(Challenge) Go through the entries below and pick out every line with "repulsions".

(Records for this exercise)
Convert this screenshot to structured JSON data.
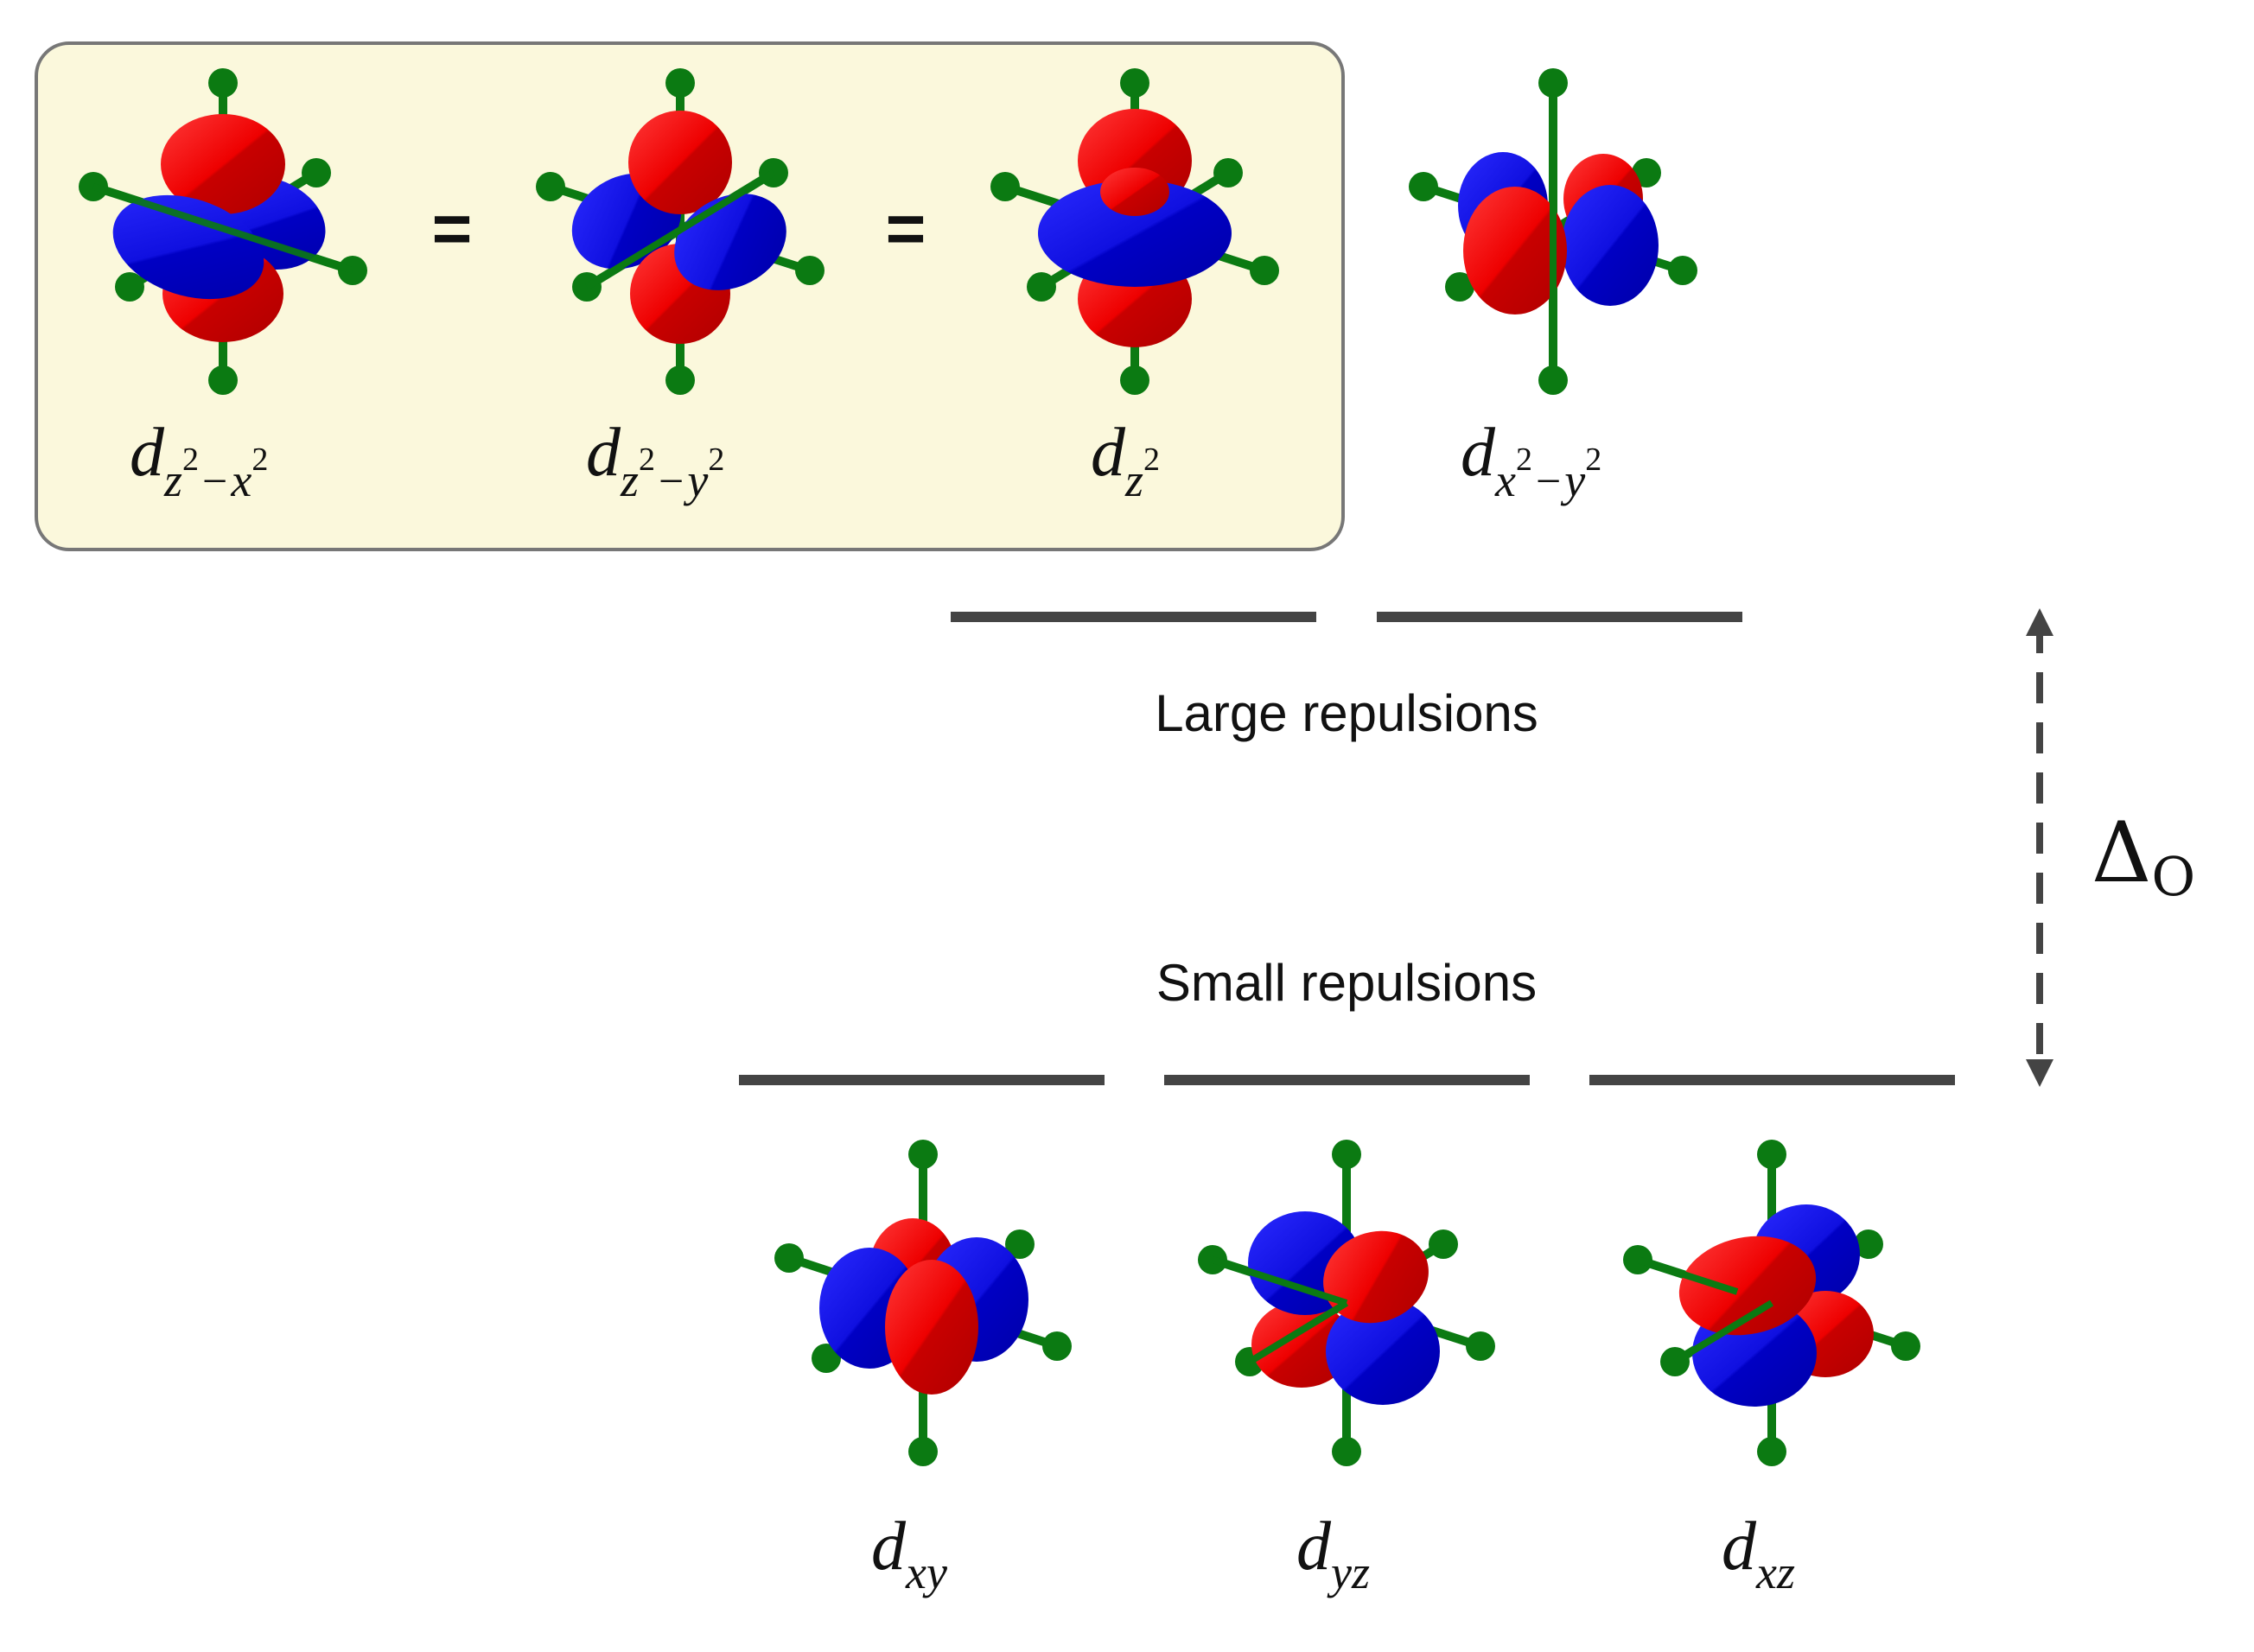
{
  "colors": {
    "positive_lobe": "#ee0000",
    "negative_lobe": "#1010e0",
    "ligand": "#0b7a12",
    "level_line": "#444444",
    "highlight_box_fill": "#fbf8dc",
    "highlight_box_border": "#777777"
  },
  "equivalence_box": {
    "equals_1": "=",
    "equals_2": "="
  },
  "orbitals": {
    "dz2_x2": {
      "main": "d",
      "sub": "z",
      "sup1": "2",
      "op": "−",
      "var2": "x",
      "sup2": "2"
    },
    "dz2_y2": {
      "main": "d",
      "sub": "z",
      "sup1": "2",
      "op": "−",
      "var2": "y",
      "sup2": "2"
    },
    "dz2": {
      "main": "d",
      "sub": "z",
      "sup1": "2"
    },
    "dx2_y2": {
      "main": "d",
      "sub": "x",
      "sup1": "2",
      "op": "−",
      "var2": "y",
      "sup2": "2"
    },
    "dxy": {
      "main": "d",
      "sub": "xy"
    },
    "dyz": {
      "main": "d",
      "sub": "yz"
    },
    "dxz": {
      "main": "d",
      "sub": "xz"
    }
  },
  "labels": {
    "large": "Large repulsions",
    "small": "Small repulsions",
    "gap_symbol": "Δ",
    "gap_subscript": "O"
  }
}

(Exercise result)
    "large": "Large repulsions",
    "small": "Small repulsions",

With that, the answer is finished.